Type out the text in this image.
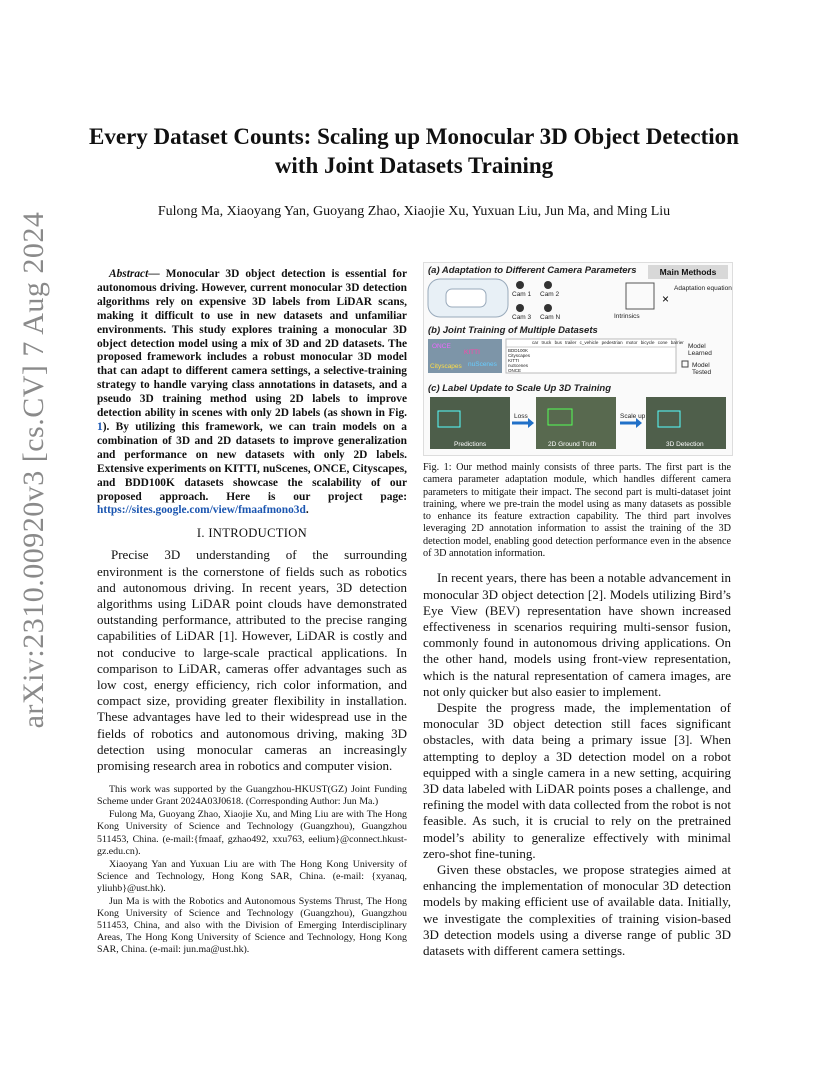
arXiv:2310.00920v3 [cs.CV] 7 Aug 2024
Every Dataset Counts: Scaling up Monocular 3D Object Detection
with Joint Datasets Training
Fulong Ma, Xiaoyang Yan, Guoyang Zhao, Xiaojie Xu, Yuxuan Liu, Jun Ma, and Ming Liu

Abstract— Monocular 3D object detection is essential for autonomous driving. However, current monocular 3D detection algorithms rely on expensive 3D labels from LiDAR scans, making it difficult to use in new datasets and unfamiliar environments. This study explores training a monocular 3D object detection model using a mix of 3D and 2D datasets. The proposed framework includes a robust monocular 3D model that can adapt to different camera settings, a selective-training strategy to handle varying class annotations in datasets, and a pseudo 3D training method using 2D labels to improve detection ability in scenes with only 2D labels (as shown in Fig. 1). By utilizing this framework, we can train models on a combination of 3D and 2D datasets to improve generalization and performance on new datasets with only 2D labels. Extensive experiments on KITTI, nuScenes, ONCE, Cityscapes, and BDD100K datasets showcase the scalability of our proposed approach. Here is our project page: https://sites.google.com/view/fmaafmono3d.

I. INTRODUCTION

Precise 3D understanding of the surrounding environment is the cornerstone of fields such as robotics and autonomous driving. In recent years, 3D detection algorithms using LiDAR point clouds have demonstrated outstanding performance, attributed to the precise ranging capabilities of LiDAR [1]. However, LiDAR is costly and not conducive to large-scale practical applications. In comparison to LiDAR, cameras offer advantages such as low cost, energy efficiency, rich color information, and compact size, providing greater flexibility in installation. These advantages have led to their widespread use in the fields of robotics and autonomous driving, making 3D detection using monocular cameras an increasingly promising research area in robotics and computer vision.

This work was supported by the Guangzhou-HKUST(GZ) Joint Funding Scheme under Grant 2024A03J0618. (Corresponding Author: Jun Ma.)

Fulong Ma, Guoyang Zhao, Xiaojie Xu, and Ming Liu are with The Hong Kong University of Science and Technology (Guangzhou), Guangzhou 511453, China. (e-mail:{fmaaf, gzhao492, xxu763, eelium}@connect.hkust-gz.edu.cn).

Xiaoyang Yan and Yuxuan Liu are with The Hong Kong University of Science and Technology, Hong Kong SAR, China. (e-mail: {xyanaq, yliuhb}@ust.hk).

Jun Ma is with the Robotics and Autonomous Systems Thrust, The Hong Kong University of Science and Technology (Guangzhou), Guangzhou 511453, China, and also with the Division of Emerging Interdisciplinary Areas, The Hong Kong University of Science and Technology, Hong Kong SAR, China. (e-mail: jun.ma@ust.hk).

×
(a) Adaptation to Different Camera Parameters	Main Methods
Cam 1 Cam 2
Cam 3 Cam N	Intrinsics
Adaptation equation
(b) Joint Training of Multiple Datasets
ONCE
KITTI
nuScenes
Cityscapes
BDD100K
Cityscapes
KITTI
nuScenes
ONCE
car truck bus trailer c_vehicle pedestrian motor bicycle cone barrier
Model Learned
Model Tested
(c) Label Update to Scale Up 3D Training
Loss	Scale up
Predictions	2D Ground Truth	3D Detection

Fig. 1: Our method mainly consists of three parts. The first part is the camera parameter adaptation module, which handles different camera parameters to mitigate their impact. The second part is multi-dataset joint training, where we pre-train the model using as many datasets as possible to enhance its feature extraction capability. The third part involves leveraging 2D annotation information to assist the training of the 3D detection model, enabling good detection performance even in the absence of 3D annotation information.

In recent years, there has been a notable advancement in monocular 3D object detection [2]. Models utilizing Bird’s Eye View (BEV) representation have shown increased effectiveness in scenarios requiring multi-sensor fusion, commonly found in autonomous driving applications. On the other hand, models using front-view representation, which is the natural representation of camera images, are not only quicker but also easier to implement.

Despite the progress made, the implementation of monocular 3D object detection still faces significant obstacles, with data being a primary issue [3]. When attempting to deploy a 3D detection model on a robot equipped with a single camera in a new setting, acquiring 3D data labeled with LiDAR points poses a challenge, and refining the model with data collected from the robot is not feasible. As such, it is crucial to rely on the pretrained model’s ability to generalize effectively with minimal zero-shot fine-tuning.

Given these obstacles, we propose strategies aimed at enhancing the implementation of monocular 3D detection models by making efficient use of available data. Initially, we investigate the complexities of training vision-based 3D detection models using a diverse range of public 3D datasets with different camera settings.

▶ **WRITTEN EXERCISE**:
Set down all the entries exactly as they appear, but skip any pictures.

▶ **ANSWER TO THE EXERCISE**:
Type out the text in this image.
arXiv:2310.00920v3 [cs.CV] 7 Aug 2024
Every Dataset Counts: Scaling up Monocular 3D Object Detection
with Joint Datasets Training
Fulong Ma, Xiaoyang Yan, Guoyang Zhao, Xiaojie Xu, Yuxuan Liu, Jun Ma, and Ming Liu

Abstract— Monocular 3D object detection is essential for autonomous driving. However, current monocular 3D detection algorithms rely on expensive 3D labels from LiDAR scans, making it difficult to use in new datasets and unfamiliar environments. This study explores training a monocular 3D object detection model using a mix of 3D and 2D datasets. The proposed framework includes a robust monocular 3D model that can adapt to different camera settings, a selective-training strategy to handle varying class annotations in datasets, and a pseudo 3D training method using 2D labels to improve detection ability in scenes with only 2D labels (as shown in Fig. 1). By utilizing this framework, we can train models on a combination of 3D and 2D datasets to improve generalization and performance on new datasets with only 2D labels. Extensive experiments on KITTI, nuScenes, ONCE, Cityscapes, and BDD100K datasets showcase the scalability of our proposed approach. Here is our project page: https://sites.google.com/view/fmaafmono3d.

I. INTRODUCTION

Precise 3D understanding of the surrounding environment is the cornerstone of fields such as robotics and autonomous driving. In recent years, 3D detection algorithms using LiDAR point clouds have demonstrated outstanding performance, attributed to the precise ranging capabilities of LiDAR [1]. However, LiDAR is costly and not conducive to large-scale practical applications. In comparison to LiDAR, cameras offer advantages such as low cost, energy efficiency, rich color information, and compact size, providing greater flexibility in installation. These advantages have led to their widespread use in the fields of robotics and autonomous driving, making 3D detection using monocular cameras an increasingly promising research area in robotics and computer vision.

This work was supported by the Guangzhou-HKUST(GZ) Joint Funding Scheme under Grant 2024A03J0618. (Corresponding Author: Jun Ma.)

Fulong Ma, Guoyang Zhao, Xiaojie Xu, and Ming Liu are with The Hong Kong University of Science and Technology (Guangzhou), Guangzhou 511453, China. (e-mail:{fmaaf, gzhao492, xxu763, eelium}@connect.hkust-gz.edu.cn).

Xiaoyang Yan and Yuxuan Liu are with The Hong Kong University of Science and Technology, Hong Kong SAR, China. (e-mail: {xyanaq, yliuhb}@ust.hk).

Jun Ma is with the Robotics and Autonomous Systems Thrust, The Hong Kong University of Science and Technology (Guangzhou), Guangzhou 511453, China, and also with the Division of Emerging Interdisciplinary Areas, The Hong Kong University of Science and Technology, Hong Kong SAR, China. (e-mail: jun.ma@ust.hk).

×
(a) Adaptation to Different Camera Parameters	Main Methods
Cam 1 Cam 2
Cam 3 Cam N	Intrinsics
Adaptation equation
(b) Joint Training of Multiple Datasets
ONCE
KITTI
nuScenes
Cityscapes
BDD100K
Cityscapes
KITTI
nuScenes
ONCE
car truck bus trailer c_vehicle pedestrian motor bicycle cone barrier
Model Learned
Model Tested
(c) Label Update to Scale Up 3D Training
Loss	Scale up
Predictions	2D Ground Truth	3D Detection

Fig. 1: Our method mainly consists of three parts. The first part is the camera parameter adaptation module, which handles different camera parameters to mitigate their impact. The second part is multi-dataset joint training, where we pre-train the model using as many datasets as possible to enhance its feature extraction capability. The third part involves leveraging 2D annotation information to assist the training of the 3D detection model, enabling good detection performance even in the absence of 3D annotation information.

In recent years, there has been a notable advancement in monocular 3D object detection [2]. Models utilizing Bird’s Eye View (BEV) representation have shown increased effectiveness in scenarios requiring multi-sensor fusion, commonly found in autonomous driving applications. On the other hand, models using front-view representation, which is the natural representation of camera images, are not only quicker but also easier to implement.

Despite the progress made, the implementation of monocular 3D object detection still faces significant obstacles, with data being a primary issue [3]. When attempting to deploy a 3D detection model on a robot equipped with a single camera in a new setting, acquiring 3D data labeled with LiDAR points poses a challenge, and refining the model with data collected from the robot is not feasible. As such, it is crucial to rely on the pretrained model’s ability to generalize effectively with minimal zero-shot fine-tuning.

Given these obstacles, we propose strategies aimed at enhancing the implementation of monocular 3D detection models by making efficient use of available data. Initially, we investigate the complexities of training vision-based 3D detection models using a diverse range of public 3D datasets with different camera settings.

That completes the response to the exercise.